▸ **Supplied data**:
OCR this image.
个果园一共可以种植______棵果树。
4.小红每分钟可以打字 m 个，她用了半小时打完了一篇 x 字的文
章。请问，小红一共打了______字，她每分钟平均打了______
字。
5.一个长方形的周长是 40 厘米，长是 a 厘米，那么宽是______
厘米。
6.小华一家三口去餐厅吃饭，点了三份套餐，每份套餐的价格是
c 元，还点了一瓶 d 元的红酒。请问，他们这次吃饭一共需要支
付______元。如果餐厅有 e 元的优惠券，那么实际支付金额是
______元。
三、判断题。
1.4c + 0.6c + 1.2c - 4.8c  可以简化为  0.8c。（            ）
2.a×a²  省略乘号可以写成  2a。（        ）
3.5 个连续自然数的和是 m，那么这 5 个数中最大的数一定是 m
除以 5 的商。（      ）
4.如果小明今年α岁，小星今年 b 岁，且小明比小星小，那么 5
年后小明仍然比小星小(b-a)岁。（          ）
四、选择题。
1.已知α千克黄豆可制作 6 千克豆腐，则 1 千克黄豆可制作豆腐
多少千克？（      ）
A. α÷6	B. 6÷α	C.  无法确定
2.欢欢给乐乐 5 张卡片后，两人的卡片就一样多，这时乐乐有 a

▸ **Exercise goal**: Once more, set down the full listing, verbatim.

▸ **Output for this task**:
OCR this image.
个果园一共可以种植______棵果树。
4.小红每分钟可以打字 m 个，她用了半小时打完了一篇 x 字的文
章。请问，小红一共打了______字，她每分钟平均打了______
字。
5.一个长方形的周长是 40 厘米，长是 a 厘米，那么宽是______
厘米。
6.小华一家三口去餐厅吃饭，点了三份套餐，每份套餐的价格是
c 元，还点了一瓶 d 元的红酒。请问，他们这次吃饭一共需要支
付______元。如果餐厅有 e 元的优惠券，那么实际支付金额是
______元。
三、判断题。
1.4c + 0.6c + 1.2c - 4.8c  可以简化为  0.8c。（            ）
2.a×a²  省略乘号可以写成  2a。（        ）
3.5 个连续自然数的和是 m，那么这 5 个数中最大的数一定是 m
除以 5 的商。（      ）
4.如果小明今年α岁，小星今年 b 岁，且小明比小星小，那么 5
年后小明仍然比小星小(b-a)岁。（          ）
四、选择题。
1.已知α千克黄豆可制作 6 千克豆腐，则 1 千克黄豆可制作豆腐
多少千克？（      ）
A. α÷6	B. 6÷α	C.  无法确定
2.欢欢给乐乐 5 张卡片后，两人的卡片就一样多，这时乐乐有 a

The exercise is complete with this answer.